■ **TASK INSTRUCTIONS**: Reproduce the listing below without changes, except that pictures are left out.

** START OF STORED RECORDS **

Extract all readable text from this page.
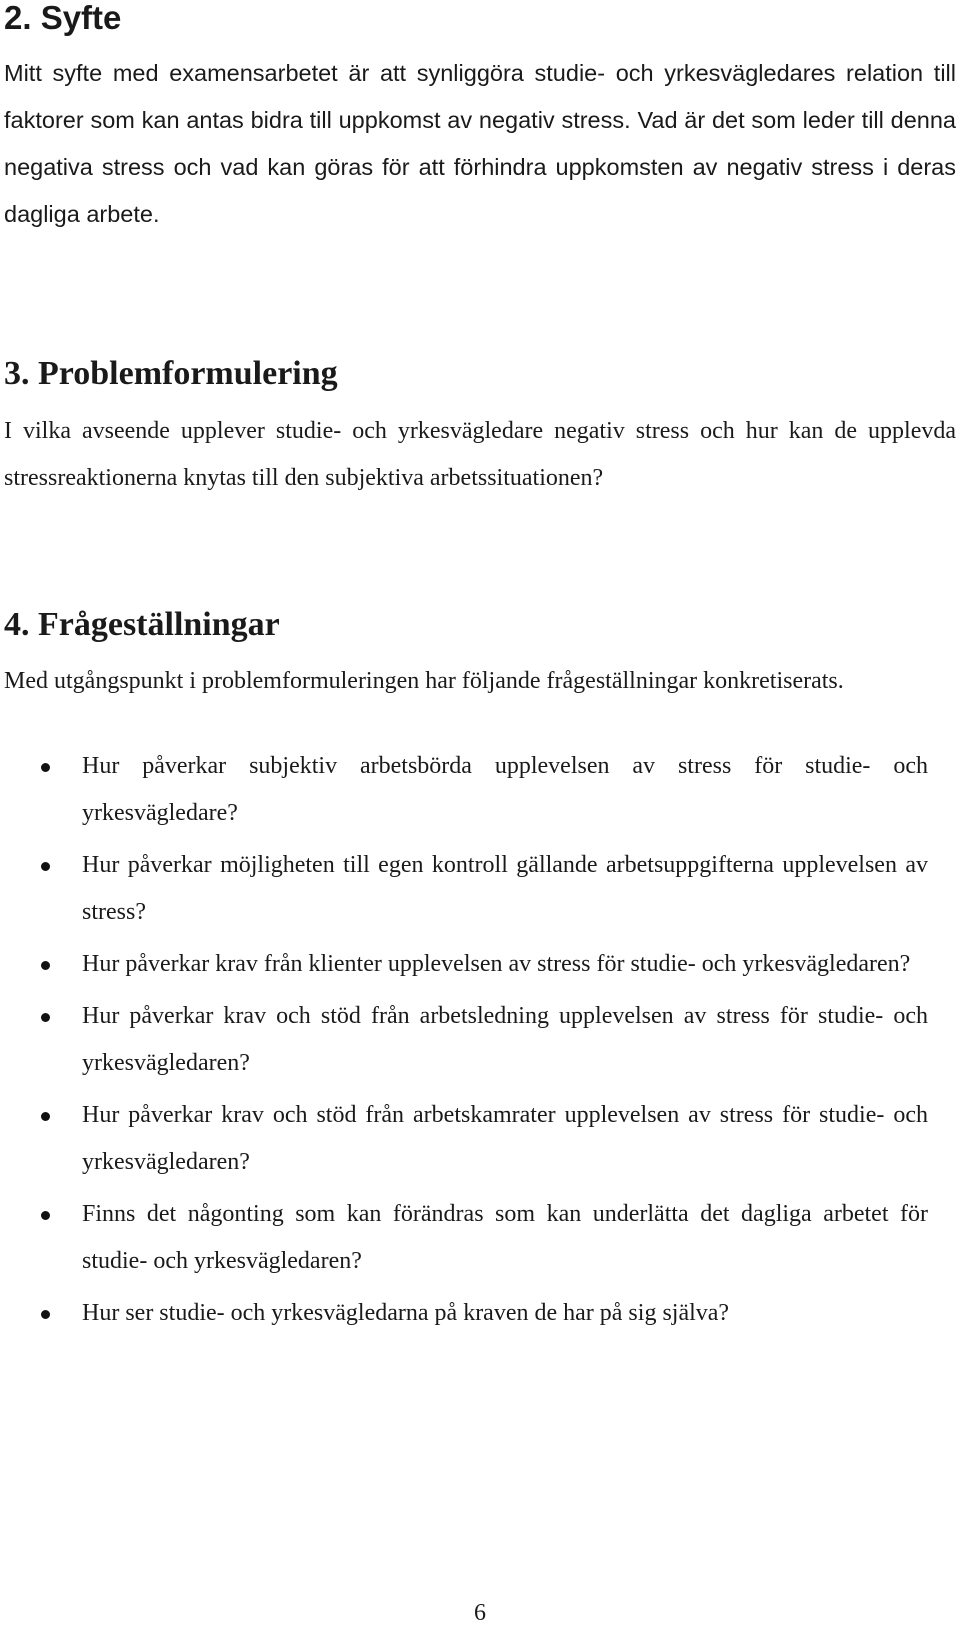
2. Syfte

Mitt syfte med examensarbetet är att synliggöra studie- och yrkesvägledares relation till faktorer som kan antas bidra till uppkomst av negativ stress. Vad är det som leder till denna negativa stress och vad kan göras för att förhindra uppkomsten av negativ stress i deras dagliga arbete.

3. Problemformulering

I vilka avseende upplever studie- och yrkesvägledare negativ stress och hur kan de upplevda stressreaktionerna knytas till den subjektiva arbetssituationen?

4. Frågeställningar

Med utgångspunkt i problemformuleringen har följande frågeställningar konkretiserats.

Hur påverkar subjektiv arbetsbörda upplevelsen av stress för studie- och yrkesvägledare?
Hur påverkar möjligheten till egen kontroll gällande arbetsuppgifterna upplevelsen av stress?
Hur påverkar krav från klienter upplevelsen av stress för studie- och yrkesvägledaren?
Hur påverkar krav och stöd från arbetsledning upplevelsen av stress för studie- och yrkesvägledaren?
Hur påverkar krav och stöd från arbetskamrater upplevelsen av stress för studie- och yrkesvägledaren?
Finns det någonting som kan förändras som kan underlätta det dagliga arbetet för studie- och yrkesvägledaren?
Hur ser studie- och yrkesvägledarna på kraven de har på sig själva?
6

** END OF STORED RECORDS **

■ **WRITTEN SOLUTION**:
Extract all readable text from this page.
2. Syfte

Mitt syfte med examensarbetet är att synliggöra studie- och yrkesvägledares relation till faktorer som kan antas bidra till uppkomst av negativ stress. Vad är det som leder till denna negativa stress och vad kan göras för att förhindra uppkomsten av negativ stress i deras dagliga arbete.

3. Problemformulering

I vilka avseende upplever studie- och yrkesvägledare negativ stress och hur kan de upplevda stressreaktionerna knytas till den subjektiva arbetssituationen?

4. Frågeställningar

Med utgångspunkt i problemformuleringen har följande frågeställningar konkretiserats.

Hur påverkar subjektiv arbetsbörda upplevelsen av stress för studie- och yrkesvägledare?
Hur påverkar möjligheten till egen kontroll gällande arbetsuppgifterna upplevelsen av stress?
Hur påverkar krav från klienter upplevelsen av stress för studie- och yrkesvägledaren?
Hur påverkar krav och stöd från arbetsledning upplevelsen av stress för studie- och yrkesvägledaren?
Hur påverkar krav och stöd från arbetskamrater upplevelsen av stress för studie- och yrkesvägledaren?
Finns det någonting som kan förändras som kan underlätta det dagliga arbetet för studie- och yrkesvägledaren?
Hur ser studie- och yrkesvägledarna på kraven de har på sig själva?
6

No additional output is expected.